Stored items

------------------------------------------------------------------------

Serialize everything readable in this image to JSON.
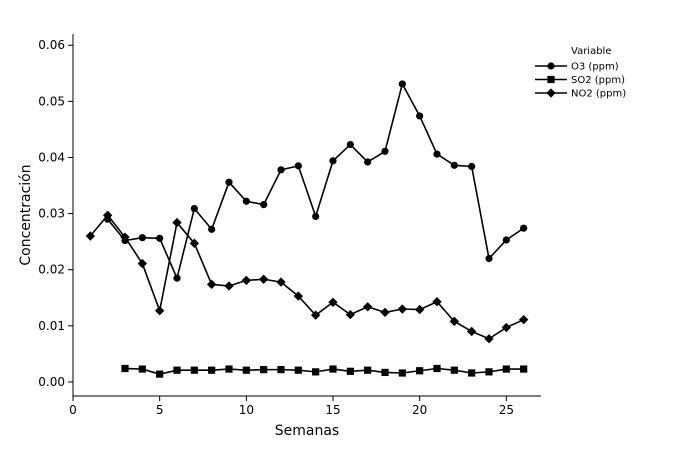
{
  "chart_data": {
    "type": "line",
    "xlabel": "Semanas",
    "ylabel": "Concentración",
    "xlim": [
      0,
      27
    ],
    "ylim": [
      -0.0025,
      0.062
    ],
    "xticks": [
      0,
      5,
      10,
      15,
      20,
      25
    ],
    "xtick_labels": [
      "0",
      "5",
      "10",
      "15",
      "20",
      "25"
    ],
    "yticks": [
      0.0,
      0.01,
      0.02,
      0.03,
      0.04,
      0.05,
      0.06
    ],
    "ytick_labels": [
      "0.00",
      "0.01",
      "0.02",
      "0.03",
      "0.04",
      "0.05",
      "0.06"
    ],
    "legend_title": "Variable",
    "legend_position": "top-right",
    "grid": false,
    "series": [
      {
        "name": "O3 (ppm)",
        "marker": "circle",
        "color": "#000000",
        "x": [
          2,
          3,
          4,
          5,
          6,
          7,
          8,
          9,
          10,
          11,
          12,
          13,
          14,
          15,
          16,
          17,
          18,
          19,
          20,
          21,
          22,
          23,
          24,
          25,
          26
        ],
        "values": [
          0.029,
          0.0252,
          0.0257,
          0.0256,
          0.0185,
          0.0309,
          0.0272,
          0.0356,
          0.0322,
          0.0316,
          0.0378,
          0.0385,
          0.0295,
          0.0394,
          0.0423,
          0.0392,
          0.0411,
          0.0531,
          0.0474,
          0.0406,
          0.0386,
          0.0384,
          0.022,
          0.0253,
          0.0274
        ]
      },
      {
        "name": "SO2 (ppm)",
        "marker": "square",
        "color": "#000000",
        "x": [
          3,
          4,
          5,
          6,
          7,
          8,
          9,
          10,
          11,
          12,
          13,
          14,
          15,
          16,
          17,
          18,
          19,
          20,
          21,
          22,
          23,
          24,
          25,
          26
        ],
        "values": [
          0.0024,
          0.0023,
          0.0014,
          0.0021,
          0.0021,
          0.0021,
          0.0023,
          0.0021,
          0.0022,
          0.0022,
          0.0021,
          0.0018,
          0.0023,
          0.0019,
          0.0021,
          0.0017,
          0.0016,
          0.002,
          0.0024,
          0.0021,
          0.0016,
          0.0018,
          0.0023,
          0.0023
        ]
      },
      {
        "name": "NO2 (ppm)",
        "marker": "diamond",
        "color": "#000000",
        "x": [
          1,
          2,
          3,
          4,
          5,
          6,
          7,
          8,
          9,
          10,
          11,
          12,
          13,
          14,
          15,
          16,
          17,
          18,
          19,
          20,
          21,
          22,
          23,
          24,
          25,
          26
        ],
        "values": [
          0.026,
          0.0297,
          0.0258,
          0.0211,
          0.0127,
          0.0284,
          0.0247,
          0.0174,
          0.0171,
          0.0181,
          0.0183,
          0.0178,
          0.0153,
          0.0119,
          0.0142,
          0.012,
          0.0134,
          0.0124,
          0.013,
          0.0129,
          0.0143,
          0.0108,
          0.009,
          0.0077,
          0.0097,
          0.0111
        ]
      }
    ]
  }
}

------------------------------------------------------------------------

* [JOB]:
Show each line of the data that contains the string "marker".

* [SOLUTION FOR THIS EXERCISE]:
        "marker": "circle",
        "marker": "square",
        "marker": "diamond",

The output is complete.